begin

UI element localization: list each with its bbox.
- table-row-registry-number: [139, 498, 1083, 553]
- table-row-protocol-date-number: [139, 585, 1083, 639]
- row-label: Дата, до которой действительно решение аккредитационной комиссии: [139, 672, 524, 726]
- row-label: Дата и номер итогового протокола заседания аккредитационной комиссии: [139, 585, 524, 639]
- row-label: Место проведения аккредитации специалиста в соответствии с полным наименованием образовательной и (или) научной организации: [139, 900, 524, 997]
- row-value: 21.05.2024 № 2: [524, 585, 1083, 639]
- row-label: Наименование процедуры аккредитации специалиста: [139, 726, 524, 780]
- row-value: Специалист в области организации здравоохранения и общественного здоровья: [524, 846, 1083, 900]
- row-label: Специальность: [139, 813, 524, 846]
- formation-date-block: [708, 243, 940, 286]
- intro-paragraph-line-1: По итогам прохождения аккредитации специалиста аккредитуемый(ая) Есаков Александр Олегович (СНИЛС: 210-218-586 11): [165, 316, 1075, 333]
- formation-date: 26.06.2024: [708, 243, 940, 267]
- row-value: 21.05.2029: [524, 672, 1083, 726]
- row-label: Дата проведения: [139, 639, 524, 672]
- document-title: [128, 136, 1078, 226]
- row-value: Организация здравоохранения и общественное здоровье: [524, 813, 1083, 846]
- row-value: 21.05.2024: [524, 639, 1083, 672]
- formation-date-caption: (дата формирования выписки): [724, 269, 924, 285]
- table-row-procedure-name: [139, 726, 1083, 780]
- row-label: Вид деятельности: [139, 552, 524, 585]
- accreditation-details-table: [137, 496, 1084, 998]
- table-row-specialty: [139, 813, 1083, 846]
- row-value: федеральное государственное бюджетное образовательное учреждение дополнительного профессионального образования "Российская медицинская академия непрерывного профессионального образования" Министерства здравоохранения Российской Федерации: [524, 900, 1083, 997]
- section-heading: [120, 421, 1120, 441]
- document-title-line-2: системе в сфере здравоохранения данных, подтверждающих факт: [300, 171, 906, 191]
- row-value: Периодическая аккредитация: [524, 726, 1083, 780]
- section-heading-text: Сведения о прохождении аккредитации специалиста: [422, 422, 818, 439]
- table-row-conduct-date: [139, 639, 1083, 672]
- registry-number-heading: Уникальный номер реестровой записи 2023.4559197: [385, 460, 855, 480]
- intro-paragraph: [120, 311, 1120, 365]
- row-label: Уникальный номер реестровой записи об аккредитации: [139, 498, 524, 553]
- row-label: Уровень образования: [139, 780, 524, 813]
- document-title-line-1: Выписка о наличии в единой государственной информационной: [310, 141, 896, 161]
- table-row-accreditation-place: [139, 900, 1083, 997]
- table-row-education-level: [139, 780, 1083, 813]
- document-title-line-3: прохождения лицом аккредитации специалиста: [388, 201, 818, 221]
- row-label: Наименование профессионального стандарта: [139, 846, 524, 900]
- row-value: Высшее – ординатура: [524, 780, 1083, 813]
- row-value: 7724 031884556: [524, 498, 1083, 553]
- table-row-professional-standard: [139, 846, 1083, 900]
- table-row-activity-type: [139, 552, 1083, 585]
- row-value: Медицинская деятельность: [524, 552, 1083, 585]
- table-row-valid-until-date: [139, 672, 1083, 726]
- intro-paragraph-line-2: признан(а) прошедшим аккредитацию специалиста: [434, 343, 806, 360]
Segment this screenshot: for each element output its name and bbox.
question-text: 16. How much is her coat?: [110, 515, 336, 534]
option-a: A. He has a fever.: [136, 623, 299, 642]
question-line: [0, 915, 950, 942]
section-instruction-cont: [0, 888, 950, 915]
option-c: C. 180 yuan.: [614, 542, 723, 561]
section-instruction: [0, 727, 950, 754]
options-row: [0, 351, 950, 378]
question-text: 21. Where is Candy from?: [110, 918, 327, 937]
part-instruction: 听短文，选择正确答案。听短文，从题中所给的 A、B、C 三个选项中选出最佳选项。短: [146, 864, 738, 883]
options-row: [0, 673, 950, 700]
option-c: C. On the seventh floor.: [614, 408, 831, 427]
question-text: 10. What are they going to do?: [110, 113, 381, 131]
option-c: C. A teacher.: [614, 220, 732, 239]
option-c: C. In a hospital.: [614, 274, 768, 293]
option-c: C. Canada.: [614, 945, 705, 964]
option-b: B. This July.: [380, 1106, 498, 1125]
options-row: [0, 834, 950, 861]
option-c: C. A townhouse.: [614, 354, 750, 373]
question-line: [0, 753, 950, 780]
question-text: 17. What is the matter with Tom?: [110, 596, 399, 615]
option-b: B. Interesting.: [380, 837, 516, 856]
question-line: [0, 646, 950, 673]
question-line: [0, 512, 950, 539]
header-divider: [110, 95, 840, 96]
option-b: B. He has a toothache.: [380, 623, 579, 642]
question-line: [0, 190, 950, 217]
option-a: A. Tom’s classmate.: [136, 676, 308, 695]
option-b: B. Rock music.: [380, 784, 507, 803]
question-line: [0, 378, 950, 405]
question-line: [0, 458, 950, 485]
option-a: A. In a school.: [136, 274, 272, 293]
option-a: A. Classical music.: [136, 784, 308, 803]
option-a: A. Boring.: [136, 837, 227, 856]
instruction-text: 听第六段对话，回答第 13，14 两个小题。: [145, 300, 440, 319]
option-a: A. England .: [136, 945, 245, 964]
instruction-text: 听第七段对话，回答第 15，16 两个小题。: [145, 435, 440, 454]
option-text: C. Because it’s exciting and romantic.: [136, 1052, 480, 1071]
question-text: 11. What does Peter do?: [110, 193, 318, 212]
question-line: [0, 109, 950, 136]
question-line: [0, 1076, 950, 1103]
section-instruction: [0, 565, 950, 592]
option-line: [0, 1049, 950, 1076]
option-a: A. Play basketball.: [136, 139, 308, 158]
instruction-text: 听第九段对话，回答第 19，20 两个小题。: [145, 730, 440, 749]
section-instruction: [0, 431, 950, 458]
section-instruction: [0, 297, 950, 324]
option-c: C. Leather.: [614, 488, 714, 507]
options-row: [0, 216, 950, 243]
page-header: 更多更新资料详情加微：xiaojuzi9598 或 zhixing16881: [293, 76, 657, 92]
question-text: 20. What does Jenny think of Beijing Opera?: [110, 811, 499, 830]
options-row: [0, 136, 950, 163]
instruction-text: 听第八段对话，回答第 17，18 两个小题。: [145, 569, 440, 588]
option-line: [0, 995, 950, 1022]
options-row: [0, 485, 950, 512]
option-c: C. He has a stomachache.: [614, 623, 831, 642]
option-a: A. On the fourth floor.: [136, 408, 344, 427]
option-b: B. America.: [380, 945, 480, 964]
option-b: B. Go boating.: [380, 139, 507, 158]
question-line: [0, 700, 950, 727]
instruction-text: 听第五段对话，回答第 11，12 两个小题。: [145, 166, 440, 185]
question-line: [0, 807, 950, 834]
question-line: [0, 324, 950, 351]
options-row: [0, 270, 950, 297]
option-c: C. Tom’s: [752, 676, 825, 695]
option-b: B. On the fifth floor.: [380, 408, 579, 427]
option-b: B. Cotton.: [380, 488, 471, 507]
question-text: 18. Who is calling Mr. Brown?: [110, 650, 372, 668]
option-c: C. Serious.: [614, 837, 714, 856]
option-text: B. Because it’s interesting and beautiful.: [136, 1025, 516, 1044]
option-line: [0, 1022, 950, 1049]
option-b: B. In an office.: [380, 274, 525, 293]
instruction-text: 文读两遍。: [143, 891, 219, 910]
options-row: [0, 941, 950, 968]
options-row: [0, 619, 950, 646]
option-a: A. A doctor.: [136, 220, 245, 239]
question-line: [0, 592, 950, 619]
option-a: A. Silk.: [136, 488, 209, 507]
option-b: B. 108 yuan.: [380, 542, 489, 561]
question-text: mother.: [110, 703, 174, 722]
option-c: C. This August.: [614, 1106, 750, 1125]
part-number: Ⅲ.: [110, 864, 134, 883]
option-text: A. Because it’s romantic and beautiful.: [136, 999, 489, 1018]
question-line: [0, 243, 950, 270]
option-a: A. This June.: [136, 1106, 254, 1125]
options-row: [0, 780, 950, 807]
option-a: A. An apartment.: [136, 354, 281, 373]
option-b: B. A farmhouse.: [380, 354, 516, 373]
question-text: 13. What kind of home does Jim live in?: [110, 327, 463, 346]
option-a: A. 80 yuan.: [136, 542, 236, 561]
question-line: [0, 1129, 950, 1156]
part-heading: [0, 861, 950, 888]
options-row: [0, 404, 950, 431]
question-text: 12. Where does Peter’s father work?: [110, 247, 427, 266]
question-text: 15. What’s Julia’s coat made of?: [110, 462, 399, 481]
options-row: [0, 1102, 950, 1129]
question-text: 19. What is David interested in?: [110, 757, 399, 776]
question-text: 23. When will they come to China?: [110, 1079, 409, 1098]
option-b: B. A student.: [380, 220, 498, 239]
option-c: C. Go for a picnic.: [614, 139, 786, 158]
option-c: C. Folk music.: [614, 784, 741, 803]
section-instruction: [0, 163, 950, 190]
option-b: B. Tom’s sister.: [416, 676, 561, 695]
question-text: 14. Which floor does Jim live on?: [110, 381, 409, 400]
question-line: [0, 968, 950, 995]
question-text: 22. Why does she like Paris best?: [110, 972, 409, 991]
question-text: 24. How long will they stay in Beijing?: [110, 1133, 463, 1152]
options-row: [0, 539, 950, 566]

end

- **The exercise**
Copy the data word for word from its first line through the line that contains "- formation-date-caption: (дата", including that line.

- **The result**
UI element localization: list each with its bbox.
- table-row-registry-number: [139, 498, 1083, 553]
- table-row-protocol-date-number: [139, 585, 1083, 639]
- row-label: Дата, до которой действительно решение аккредитационной комиссии: [139, 672, 524, 726]
- row-label: Дата и номер итогового протокола заседания аккредитационной комиссии: [139, 585, 524, 639]
- row-label: Место проведения аккредитации специалиста в соответствии с полным наименованием образовательной и (или) научной организации: [139, 900, 524, 997]
- row-value: 21.05.2024 № 2: [524, 585, 1083, 639]
- row-label: Наименование процедуры аккредитации специалиста: [139, 726, 524, 780]
- row-value: Специалист в области организации здравоохранения и общественного здоровья: [524, 846, 1083, 900]
- row-label: Специальность: [139, 813, 524, 846]
- formation-date-block: [708, 243, 940, 286]
- intro-paragraph-line-1: По итогам прохождения аккредитации специалиста аккредитуемый(ая) Есаков Александр Олегович (СНИЛС: 210-218-586 11): [165, 316, 1075, 333]
- formation-date: 26.06.2024: [708, 243, 940, 267]
- row-value: 21.05.2029: [524, 672, 1083, 726]
- row-label: Дата проведения: [139, 639, 524, 672]
- document-title: [128, 136, 1078, 226]
- row-value: Организация здравоохранения и общественное здоровье: [524, 813, 1083, 846]
- row-value: 21.05.2024: [524, 639, 1083, 672]
- formation-date-caption: (дата формирования выписки): [724, 269, 924, 285]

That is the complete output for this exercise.